Record extracts:

---------------

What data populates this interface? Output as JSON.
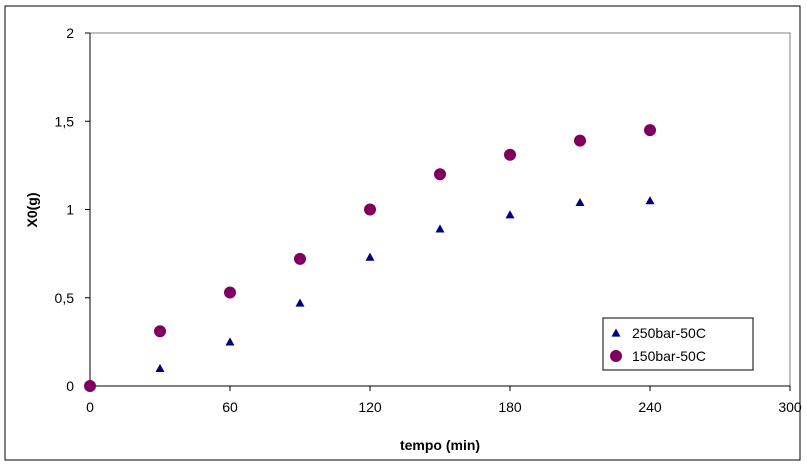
{
  "chart_data": {
    "type": "scatter",
    "xlabel": "tempo (min)",
    "ylabel": "X0(g)",
    "xlim": [
      0,
      300
    ],
    "ylim": [
      0,
      2
    ],
    "x_ticks": [
      "0",
      "60",
      "120",
      "180",
      "240",
      "300"
    ],
    "y_ticks": [
      "0",
      "0,5",
      "1",
      "1,5",
      "2"
    ],
    "grid": false,
    "legend_position": "bottom-right",
    "series": [
      {
        "name": "250bar-50C",
        "marker": "triangle",
        "color": "#000080",
        "x": [
          0,
          30,
          60,
          90,
          120,
          150,
          180,
          210,
          240
        ],
        "y": [
          0.0,
          0.1,
          0.25,
          0.47,
          0.73,
          0.89,
          0.97,
          1.04,
          1.05
        ]
      },
      {
        "name": "150bar-50C",
        "marker": "circle",
        "color": "#800060",
        "x": [
          0,
          30,
          60,
          90,
          120,
          150,
          180,
          210,
          240
        ],
        "y": [
          0.0,
          0.31,
          0.53,
          0.72,
          1.0,
          1.2,
          1.31,
          1.39,
          1.45
        ]
      }
    ]
  }
}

---------------

Transcribe all the lines above exactly, apart from the pictures.

Complete response:
What data populates this interface? Output as JSON.
{
  "chart_data": {
    "type": "scatter",
    "xlabel": "tempo (min)",
    "ylabel": "X0(g)",
    "xlim": [
      0,
      300
    ],
    "ylim": [
      0,
      2
    ],
    "x_ticks": [
      "0",
      "60",
      "120",
      "180",
      "240",
      "300"
    ],
    "y_ticks": [
      "0",
      "0,5",
      "1",
      "1,5",
      "2"
    ],
    "grid": false,
    "legend_position": "bottom-right",
    "series": [
      {
        "name": "250bar-50C",
        "marker": "triangle",
        "color": "#000080",
        "x": [
          0,
          30,
          60,
          90,
          120,
          150,
          180,
          210,
          240
        ],
        "y": [
          0.0,
          0.1,
          0.25,
          0.47,
          0.73,
          0.89,
          0.97,
          1.04,
          1.05
        ]
      },
      {
        "name": "150bar-50C",
        "marker": "circle",
        "color": "#800060",
        "x": [
          0,
          30,
          60,
          90,
          120,
          150,
          180,
          210,
          240
        ],
        "y": [
          0.0,
          0.31,
          0.53,
          0.72,
          1.0,
          1.2,
          1.31,
          1.39,
          1.45
        ]
      }
    ]
  }
}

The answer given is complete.